Data items
^^^^^^^^
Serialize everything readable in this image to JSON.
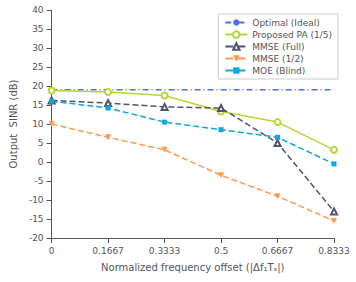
{
  "chart_data": {
    "type": "line",
    "xlabel": "Normalized frequency offset (|Δf₁Tₛ|)",
    "ylabel": "Output  SINR (dB)",
    "x": [
      0,
      0.1667,
      0.3333,
      0.5,
      0.6667,
      0.8333
    ],
    "series": [
      {
        "name": "Optimal (Ideal)",
        "values": [
          19.0,
          19.0,
          19.0,
          19.0,
          19.0,
          19.0
        ],
        "line_style": "dashdot",
        "marker": "none"
      },
      {
        "name": "Proposed PA (1/5)",
        "values": [
          18.8,
          18.4,
          17.5,
          13.3,
          10.5,
          3.2
        ],
        "line_style": "solid",
        "marker": "circle"
      },
      {
        "name": "MMSE (Full)",
        "values": [
          16.2,
          15.5,
          14.5,
          14.2,
          5.0,
          -13.0
        ],
        "line_style": "dashed",
        "marker": "triangle"
      },
      {
        "name": "MMSE (1/2)",
        "values": [
          10.0,
          6.5,
          3.2,
          -3.5,
          -9.0,
          -15.5
        ],
        "line_style": "dashed",
        "marker": "triangle_down"
      },
      {
        "name": "MOE (Blind)",
        "values": [
          16.0,
          14.2,
          10.5,
          8.5,
          6.5,
          -0.5
        ],
        "line_style": "dashed",
        "marker": "square"
      }
    ],
    "xlim": [
      0,
      0.8333
    ],
    "xticks": [
      0,
      0.1667,
      0.3333,
      0.5,
      0.6667,
      0.8333
    ],
    "ylim": [
      -20,
      40
    ],
    "yticks": [
      -20,
      -15,
      -10,
      -5,
      0,
      5,
      10,
      15,
      20,
      25,
      30,
      35,
      40
    ],
    "grid": false,
    "legend": "upper right"
  }
}
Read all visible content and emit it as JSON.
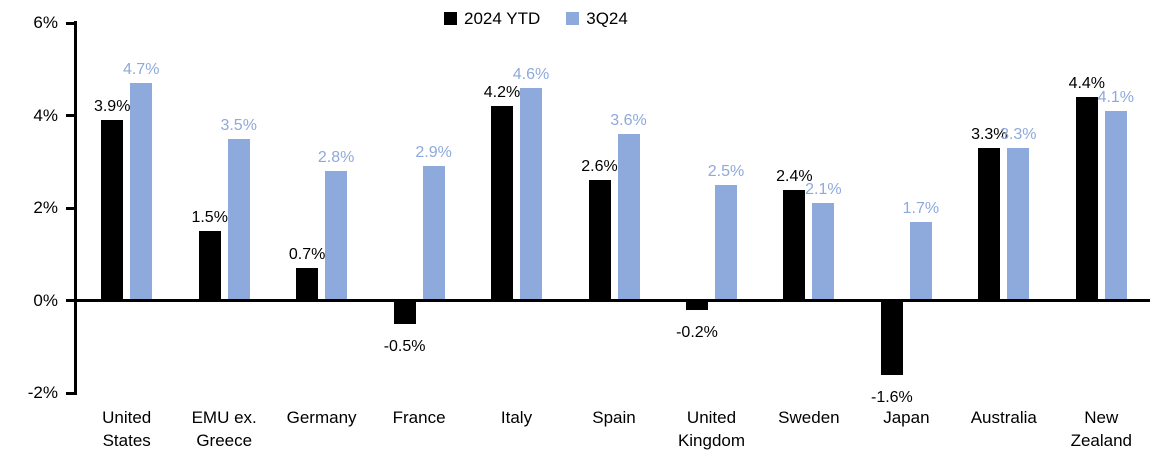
^^^^^^^^
▸ Work instructions
Pictures are not part of the copy; reproduce everything else in the records exactly.

▸ Solution for this problem
Serialize everything readable in this image to JSON.
{
  "chart_data": {
    "type": "line",
    "xlabel": "Normalized frequency offset (|Δf₁Tₛ|)",
    "ylabel": "Output  SINR (dB)",
    "x": [
      0,
      0.1667,
      0.3333,
      0.5,
      0.6667,
      0.8333
    ],
    "series": [
      {
        "name": "Optimal (Ideal)",
        "values": [
          19.0,
          19.0,
          19.0,
          19.0,
          19.0,
          19.0
        ],
        "line_style": "dashdot",
        "marker": "none"
      },
      {
        "name": "Proposed PA (1/5)",
        "values": [
          18.8,
          18.4,
          17.5,
          13.3,
          10.5,
          3.2
        ],
        "line_style": "solid",
        "marker": "circle"
      },
      {
        "name": "MMSE (Full)",
        "values": [
          16.2,
          15.5,
          14.5,
          14.2,
          5.0,
          -13.0
        ],
        "line_style": "dashed",
        "marker": "triangle"
      },
      {
        "name": "MMSE (1/2)",
        "values": [
          10.0,
          6.5,
          3.2,
          -3.5,
          -9.0,
          -15.5
        ],
        "line_style": "dashed",
        "marker": "triangle_down"
      },
      {
        "name": "MOE (Blind)",
        "values": [
          16.0,
          14.2,
          10.5,
          8.5,
          6.5,
          -0.5
        ],
        "line_style": "dashed",
        "marker": "square"
      }
    ],
    "xlim": [
      0,
      0.8333
    ],
    "xticks": [
      0,
      0.1667,
      0.3333,
      0.5,
      0.6667,
      0.8333
    ],
    "ylim": [
      -20,
      40
    ],
    "yticks": [
      -20,
      -15,
      -10,
      -5,
      0,
      5,
      10,
      15,
      20,
      25,
      30,
      35,
      40
    ],
    "grid": false,
    "legend": "upper right"
  }
}
Read all visible content and emit it as JSON.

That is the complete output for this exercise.